Pick out every line in the data below that holds "Grupo".

Recorded data:
^^^^^^^^^^^^^^^^
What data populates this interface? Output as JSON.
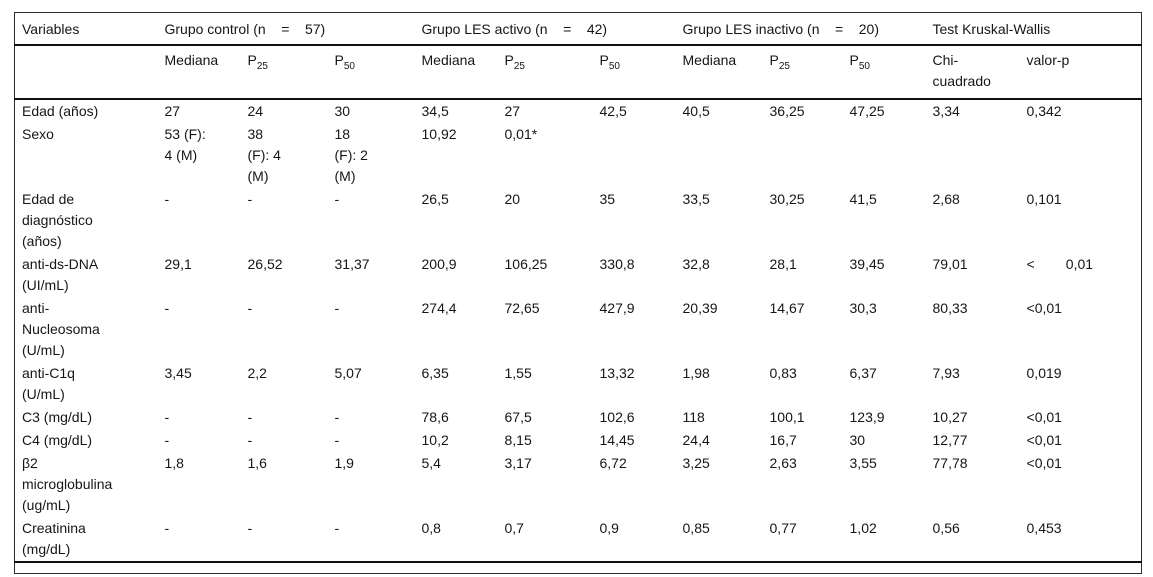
{
  "table": {
    "header": {
      "variables": "Variables",
      "group_control": "Grupo control (n    =    57)",
      "group_les_activo": "Grupo LES activo (n    =    42)",
      "group_les_inactivo": "Grupo LES inactivo (n    =    20)",
      "test_kruskal_wallis": "Test Kruskal-Wallis",
      "mediana": "Mediana",
      "p_base": "P",
      "p25_sub": "25",
      "p50_sub": "50",
      "chi_cuadrado": "Chi-\ncuadrado",
      "valor_p": "valor-p"
    },
    "rows": [
      {
        "label": "Edad (años)",
        "cells": [
          "27",
          "24",
          "30",
          "34,5",
          "27",
          "42,5",
          "40,5",
          "36,25",
          "47,25",
          "3,34",
          "0,342"
        ]
      },
      {
        "label": "Sexo",
        "cells": [
          "53 (F):\n4 (M)",
          "38\n(F): 4\n(M)",
          "18\n(F): 2\n(M)",
          "10,92",
          "0,01*",
          "",
          "",
          "",
          "",
          "",
          ""
        ]
      },
      {
        "label": "Edad de\ndiagnóstico\n(años)",
        "cells": [
          "-",
          "-",
          "-",
          "26,5",
          "20",
          "35",
          "33,5",
          "30,25",
          "41,5",
          "2,68",
          "0,101"
        ]
      },
      {
        "label": "anti-ds-DNA\n(UI/mL)",
        "cells": [
          "29,1",
          "26,52",
          "31,37",
          "200,9",
          "106,25",
          "330,8",
          "32,8",
          "28,1",
          "39,45",
          "79,01",
          "<        0,01"
        ]
      },
      {
        "label": "anti-\nNucleosoma\n(U/mL)",
        "cells": [
          "-",
          "-",
          "-",
          "274,4",
          "72,65",
          "427,9",
          "20,39",
          "14,67",
          "30,3",
          "80,33",
          "<0,01"
        ]
      },
      {
        "label": "anti-C1q\n(U/mL)",
        "cells": [
          "3,45",
          "2,2",
          "5,07",
          "6,35",
          "1,55",
          "13,32",
          "1,98",
          "0,83",
          "6,37",
          "7,93",
          "0,019"
        ]
      },
      {
        "label": "C3 (mg/dL)",
        "cells": [
          "-",
          "-",
          "-",
          "78,6",
          "67,5",
          "102,6",
          "118",
          "100,1",
          "123,9",
          "10,27",
          "<0,01"
        ]
      },
      {
        "label": "C4 (mg/dL)",
        "cells": [
          "-",
          "-",
          "-",
          "10,2",
          "8,15",
          "14,45",
          "24,4",
          "16,7",
          "30",
          "12,77",
          "<0,01"
        ]
      },
      {
        "label": "β2\nmicroglobulina\n(ug/mL)",
        "cells": [
          "1,8",
          "1,6",
          "1,9",
          "5,4",
          "3,17",
          "6,72",
          "3,25",
          "2,63",
          "3,55",
          "77,78",
          "<0,01"
        ]
      },
      {
        "label": "Creatinina\n(mg/dL)",
        "cells": [
          "-",
          "-",
          "-",
          "0,8",
          "0,7",
          "0,9",
          "0,85",
          "0,77",
          "1,02",
          "0,56",
          "0,453"
        ]
      }
    ]
  }
}
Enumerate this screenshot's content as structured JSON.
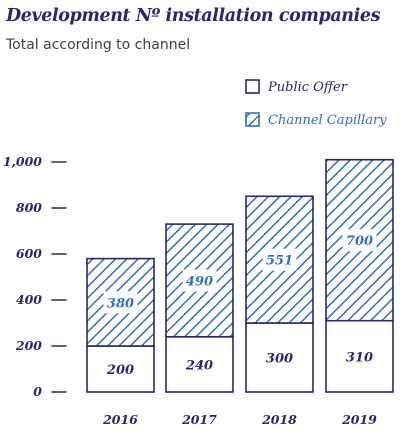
{
  "header": {
    "title": "Development Nº installation companies",
    "subtitle": "Total according to channel"
  },
  "chart_data": {
    "type": "bar",
    "stacked": true,
    "categories": [
      "2016",
      "2017",
      "2018",
      "2019"
    ],
    "series": [
      {
        "name": "Public Offer",
        "values": [
          200,
          240,
          300,
          310
        ],
        "color": "#ffffff",
        "pattern": "none"
      },
      {
        "name": "Channel Capillary",
        "values": [
          380,
          490,
          551,
          700
        ],
        "color": "#2f6fc0",
        "pattern": "diagonal-hatch"
      }
    ],
    "yticks": [
      "0",
      "200",
      "400",
      "600",
      "800",
      "1,000"
    ],
    "ylim": [
      0,
      1000
    ],
    "grid": false,
    "legend_position": "top-right",
    "colors": {
      "ink": "#2a2670",
      "bar_outline": "#2a2670",
      "hatch": "#2f6fc0"
    }
  }
}
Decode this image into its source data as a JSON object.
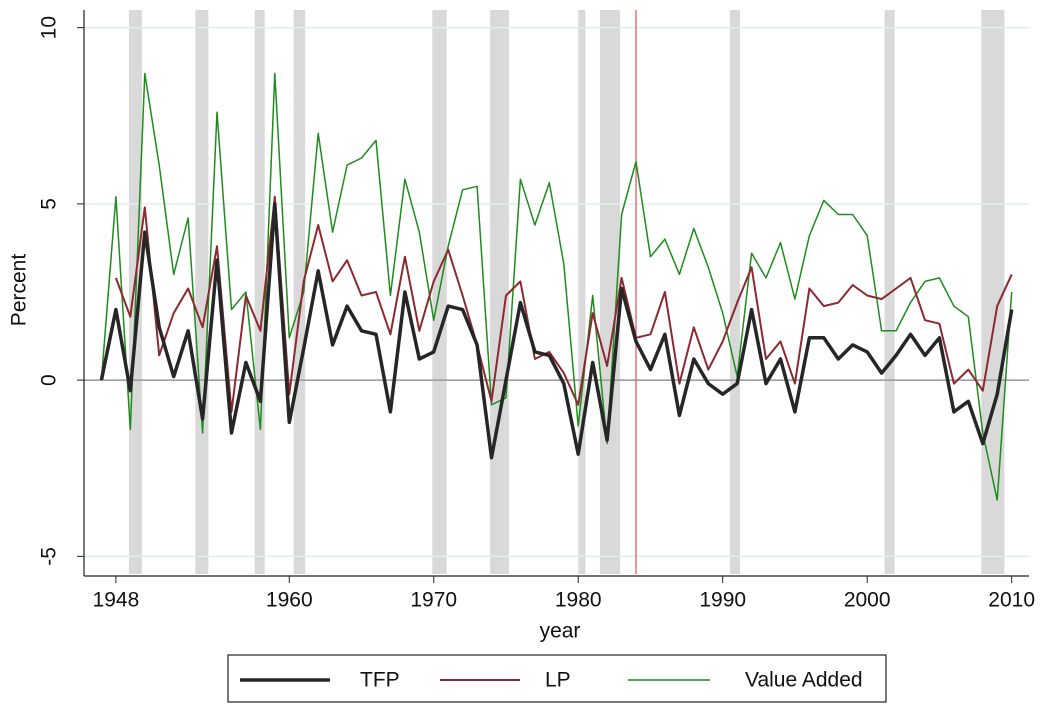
{
  "chart_data": {
    "type": "line",
    "x_label": "year",
    "y_label": "Percent",
    "x": [
      1947,
      1948,
      1949,
      1950,
      1951,
      1952,
      1953,
      1954,
      1955,
      1956,
      1957,
      1958,
      1959,
      1960,
      1961,
      1962,
      1963,
      1964,
      1965,
      1966,
      1967,
      1968,
      1969,
      1970,
      1971,
      1972,
      1973,
      1974,
      1975,
      1976,
      1977,
      1978,
      1979,
      1980,
      1981,
      1982,
      1983,
      1984,
      1985,
      1986,
      1987,
      1988,
      1989,
      1990,
      1991,
      1992,
      1993,
      1994,
      1995,
      1996,
      1997,
      1998,
      1999,
      2000,
      2001,
      2002,
      2003,
      2004,
      2005,
      2006,
      2007,
      2008,
      2009,
      2010
    ],
    "series": [
      {
        "name": "TFP",
        "color": "#262626",
        "line_width": 3.5,
        "values": [
          0,
          2.0,
          -0.3,
          4.2,
          1.5,
          0.1,
          1.4,
          -1.1,
          3.4,
          -1.5,
          0.5,
          -0.6,
          5.0,
          -1.2,
          0.9,
          3.1,
          1.0,
          2.1,
          1.4,
          1.3,
          -0.9,
          2.5,
          0.6,
          0.8,
          2.1,
          2.0,
          1.0,
          -2.2,
          0.0,
          2.2,
          0.8,
          0.7,
          -0.1,
          -2.1,
          0.5,
          -1.7,
          2.6,
          1.1,
          0.3,
          1.3,
          -1.0,
          0.6,
          -0.1,
          -0.4,
          -0.1,
          2.0,
          -0.1,
          0.6,
          -0.9,
          1.2,
          1.2,
          0.6,
          1.0,
          0.8,
          0.2,
          0.7,
          1.3,
          0.7,
          1.2,
          -0.9,
          -0.6,
          -1.8,
          -0.4,
          2.0
        ]
      },
      {
        "name": "LP",
        "color": "#8b2a30",
        "line_width": 2,
        "values": [
          null,
          2.9,
          1.8,
          4.9,
          0.7,
          1.9,
          2.6,
          1.5,
          3.8,
          -0.9,
          2.4,
          1.4,
          5.2,
          -0.4,
          2.8,
          4.4,
          2.8,
          3.4,
          2.4,
          2.5,
          1.3,
          3.5,
          1.4,
          2.8,
          3.7,
          2.4,
          1.0,
          -0.6,
          2.4,
          2.8,
          0.6,
          0.8,
          0.2,
          -0.7,
          1.9,
          0.4,
          2.9,
          1.2,
          1.3,
          2.5,
          -0.1,
          1.5,
          0.3,
          1.1,
          2.2,
          3.2,
          0.6,
          1.1,
          -0.1,
          2.6,
          2.1,
          2.2,
          2.7,
          2.4,
          2.3,
          2.6,
          2.9,
          1.7,
          1.6,
          -0.1,
          0.3,
          -0.3,
          2.1,
          3.0
        ]
      },
      {
        "name": "Value Added",
        "color": "#1e8c1e",
        "line_width": 1.5,
        "values": [
          0.0,
          5.2,
          -1.4,
          8.7,
          6.1,
          3.0,
          4.6,
          -1.5,
          7.6,
          2.0,
          2.5,
          -1.4,
          8.7,
          1.2,
          2.5,
          7.0,
          4.2,
          6.1,
          6.3,
          6.8,
          2.4,
          5.7,
          4.2,
          1.7,
          3.8,
          5.4,
          5.5,
          -0.7,
          -0.5,
          5.7,
          4.4,
          5.6,
          3.3,
          -1.3,
          2.4,
          -1.8,
          4.7,
          6.2,
          3.5,
          4.0,
          3.0,
          4.3,
          3.2,
          1.9,
          0.1,
          3.6,
          2.9,
          3.9,
          2.3,
          4.1,
          5.1,
          4.7,
          4.7,
          4.1,
          1.4,
          1.4,
          2.2,
          2.8,
          2.9,
          2.1,
          1.8,
          -1.5,
          -3.4,
          2.5
        ]
      }
    ],
    "recessions": [
      [
        1948.9,
        1949.8
      ],
      [
        1953.5,
        1954.4
      ],
      [
        1957.6,
        1958.3
      ],
      [
        1960.3,
        1961.1
      ],
      [
        1969.9,
        1970.9
      ],
      [
        1973.9,
        1975.2
      ],
      [
        1980.0,
        1980.5
      ],
      [
        1981.5,
        1982.9
      ],
      [
        1990.5,
        1991.2
      ],
      [
        2001.2,
        2001.9
      ],
      [
        2007.9,
        2009.5
      ]
    ],
    "recession_color": "#d9d9d9",
    "vline": 1984,
    "vline_color": "#e0505a",
    "hline": 0,
    "xlim": [
      1946,
      2011.2
    ],
    "xticks": [
      1948,
      1960,
      1970,
      1980,
      1990,
      2000,
      2010
    ],
    "ylim": [
      -5.5,
      10.5
    ],
    "yticks": [
      -5,
      0,
      5,
      10
    ],
    "grid": true,
    "legend": "bottom"
  }
}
^^^^^^^^^^^^^^^^
Solution for this exercise:
      "group_control": "Grupo control (n    =    57)",
      "group_les_activo": "Grupo LES activo (n    =    42)",
      "group_les_inactivo": "Grupo LES inactivo (n    =    20)",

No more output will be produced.